** START OF THE DATA **
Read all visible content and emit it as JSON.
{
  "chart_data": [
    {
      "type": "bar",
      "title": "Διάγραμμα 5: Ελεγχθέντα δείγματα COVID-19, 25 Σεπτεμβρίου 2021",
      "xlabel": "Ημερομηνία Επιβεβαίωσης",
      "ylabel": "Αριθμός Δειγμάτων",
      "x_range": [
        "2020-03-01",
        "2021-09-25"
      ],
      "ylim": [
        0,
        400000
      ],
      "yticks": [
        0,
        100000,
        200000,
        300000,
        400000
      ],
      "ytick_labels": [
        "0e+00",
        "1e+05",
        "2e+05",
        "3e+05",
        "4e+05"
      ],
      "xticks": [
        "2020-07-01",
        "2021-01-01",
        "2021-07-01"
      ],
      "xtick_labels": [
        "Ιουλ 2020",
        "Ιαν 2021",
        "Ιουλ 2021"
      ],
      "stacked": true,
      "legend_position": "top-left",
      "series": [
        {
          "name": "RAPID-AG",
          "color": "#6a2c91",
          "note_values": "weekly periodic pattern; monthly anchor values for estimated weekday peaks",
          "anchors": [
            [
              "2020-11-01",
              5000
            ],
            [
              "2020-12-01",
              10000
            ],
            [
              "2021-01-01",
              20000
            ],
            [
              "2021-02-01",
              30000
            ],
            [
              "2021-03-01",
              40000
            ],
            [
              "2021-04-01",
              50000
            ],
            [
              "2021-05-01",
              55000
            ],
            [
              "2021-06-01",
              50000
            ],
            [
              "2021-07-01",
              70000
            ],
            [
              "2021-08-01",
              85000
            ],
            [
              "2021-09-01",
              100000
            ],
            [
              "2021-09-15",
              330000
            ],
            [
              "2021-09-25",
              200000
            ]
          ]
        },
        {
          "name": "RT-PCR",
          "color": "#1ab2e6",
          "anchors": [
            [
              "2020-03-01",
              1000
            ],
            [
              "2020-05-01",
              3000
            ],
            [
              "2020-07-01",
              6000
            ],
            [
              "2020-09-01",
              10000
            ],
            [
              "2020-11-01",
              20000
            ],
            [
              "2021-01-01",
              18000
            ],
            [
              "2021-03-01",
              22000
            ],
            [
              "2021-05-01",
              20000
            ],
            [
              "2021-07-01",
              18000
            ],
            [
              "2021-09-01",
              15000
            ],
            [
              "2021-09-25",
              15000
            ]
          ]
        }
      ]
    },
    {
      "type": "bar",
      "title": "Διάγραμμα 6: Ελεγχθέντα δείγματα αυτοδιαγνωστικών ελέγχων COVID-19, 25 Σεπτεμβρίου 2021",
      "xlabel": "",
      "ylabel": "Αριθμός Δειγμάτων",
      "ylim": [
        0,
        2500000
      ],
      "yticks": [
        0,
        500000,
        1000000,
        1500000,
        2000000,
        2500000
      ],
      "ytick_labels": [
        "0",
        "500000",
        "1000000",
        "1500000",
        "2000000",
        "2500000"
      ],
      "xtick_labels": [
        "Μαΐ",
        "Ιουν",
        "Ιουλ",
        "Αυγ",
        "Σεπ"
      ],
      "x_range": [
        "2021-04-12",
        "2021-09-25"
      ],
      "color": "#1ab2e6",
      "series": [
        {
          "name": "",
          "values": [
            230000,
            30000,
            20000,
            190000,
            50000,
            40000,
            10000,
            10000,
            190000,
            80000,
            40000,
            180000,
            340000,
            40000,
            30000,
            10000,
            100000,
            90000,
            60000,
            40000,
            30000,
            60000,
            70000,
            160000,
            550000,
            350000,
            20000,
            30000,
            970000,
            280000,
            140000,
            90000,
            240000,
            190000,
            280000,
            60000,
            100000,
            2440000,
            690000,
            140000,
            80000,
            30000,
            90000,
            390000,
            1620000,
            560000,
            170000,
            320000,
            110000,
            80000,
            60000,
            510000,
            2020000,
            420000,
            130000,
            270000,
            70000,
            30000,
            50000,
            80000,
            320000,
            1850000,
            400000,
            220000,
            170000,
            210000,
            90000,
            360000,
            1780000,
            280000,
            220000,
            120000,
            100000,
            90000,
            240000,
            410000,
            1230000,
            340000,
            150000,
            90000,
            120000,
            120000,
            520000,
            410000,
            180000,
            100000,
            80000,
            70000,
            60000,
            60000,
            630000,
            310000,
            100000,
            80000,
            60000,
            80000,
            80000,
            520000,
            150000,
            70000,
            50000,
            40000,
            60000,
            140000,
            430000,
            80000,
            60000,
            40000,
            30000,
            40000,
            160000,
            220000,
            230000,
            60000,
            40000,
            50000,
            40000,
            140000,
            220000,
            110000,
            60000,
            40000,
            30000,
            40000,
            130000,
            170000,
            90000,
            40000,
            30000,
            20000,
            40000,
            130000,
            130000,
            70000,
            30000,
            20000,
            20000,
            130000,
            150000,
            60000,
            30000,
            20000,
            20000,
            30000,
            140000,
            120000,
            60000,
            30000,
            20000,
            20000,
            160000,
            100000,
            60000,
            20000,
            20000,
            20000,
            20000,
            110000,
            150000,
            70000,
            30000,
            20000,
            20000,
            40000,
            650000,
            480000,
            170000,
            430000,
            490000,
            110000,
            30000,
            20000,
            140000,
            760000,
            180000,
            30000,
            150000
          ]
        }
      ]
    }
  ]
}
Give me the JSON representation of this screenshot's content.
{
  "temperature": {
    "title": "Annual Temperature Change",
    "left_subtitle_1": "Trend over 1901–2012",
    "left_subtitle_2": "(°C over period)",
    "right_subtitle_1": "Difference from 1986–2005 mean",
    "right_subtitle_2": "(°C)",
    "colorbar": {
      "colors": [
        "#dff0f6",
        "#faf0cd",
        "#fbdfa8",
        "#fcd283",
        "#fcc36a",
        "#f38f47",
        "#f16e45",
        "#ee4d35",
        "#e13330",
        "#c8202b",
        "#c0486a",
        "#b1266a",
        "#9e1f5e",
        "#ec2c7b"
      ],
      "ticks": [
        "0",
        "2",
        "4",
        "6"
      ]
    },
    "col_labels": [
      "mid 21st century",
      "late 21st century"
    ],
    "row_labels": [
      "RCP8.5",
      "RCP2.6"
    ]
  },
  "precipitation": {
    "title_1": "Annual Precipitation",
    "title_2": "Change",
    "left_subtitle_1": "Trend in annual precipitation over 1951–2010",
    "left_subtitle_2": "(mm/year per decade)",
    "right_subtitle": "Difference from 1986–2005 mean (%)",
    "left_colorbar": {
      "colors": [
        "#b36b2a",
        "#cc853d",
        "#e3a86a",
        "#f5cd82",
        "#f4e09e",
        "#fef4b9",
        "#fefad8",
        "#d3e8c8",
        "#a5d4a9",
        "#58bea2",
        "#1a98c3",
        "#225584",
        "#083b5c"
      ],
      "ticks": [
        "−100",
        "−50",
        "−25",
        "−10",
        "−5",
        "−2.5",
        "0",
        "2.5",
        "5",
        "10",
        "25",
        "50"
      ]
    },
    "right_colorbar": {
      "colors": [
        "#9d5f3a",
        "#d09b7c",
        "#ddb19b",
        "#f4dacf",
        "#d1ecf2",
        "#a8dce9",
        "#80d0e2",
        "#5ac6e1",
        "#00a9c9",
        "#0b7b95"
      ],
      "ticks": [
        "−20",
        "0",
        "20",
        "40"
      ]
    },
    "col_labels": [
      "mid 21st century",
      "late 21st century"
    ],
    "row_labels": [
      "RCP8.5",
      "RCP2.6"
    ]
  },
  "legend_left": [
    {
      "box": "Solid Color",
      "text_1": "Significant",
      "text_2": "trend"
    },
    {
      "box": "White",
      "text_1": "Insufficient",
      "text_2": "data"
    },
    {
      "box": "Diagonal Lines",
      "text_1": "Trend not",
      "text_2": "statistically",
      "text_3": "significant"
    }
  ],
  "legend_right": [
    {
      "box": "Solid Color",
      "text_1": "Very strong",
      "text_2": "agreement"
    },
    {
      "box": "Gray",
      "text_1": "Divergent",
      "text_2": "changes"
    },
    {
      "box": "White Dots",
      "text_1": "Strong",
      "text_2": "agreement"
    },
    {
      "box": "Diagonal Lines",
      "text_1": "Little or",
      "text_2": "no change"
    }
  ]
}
** END OF THE DATA **
[AIM]
Review the preceding data and report every line that includes the string "mean".

[REPLY TO THE TASK]
    "right_subtitle_1": "Difference from 1986–2005 mean",
    "right_subtitle": "Difference from 1986–2005 mean (%)",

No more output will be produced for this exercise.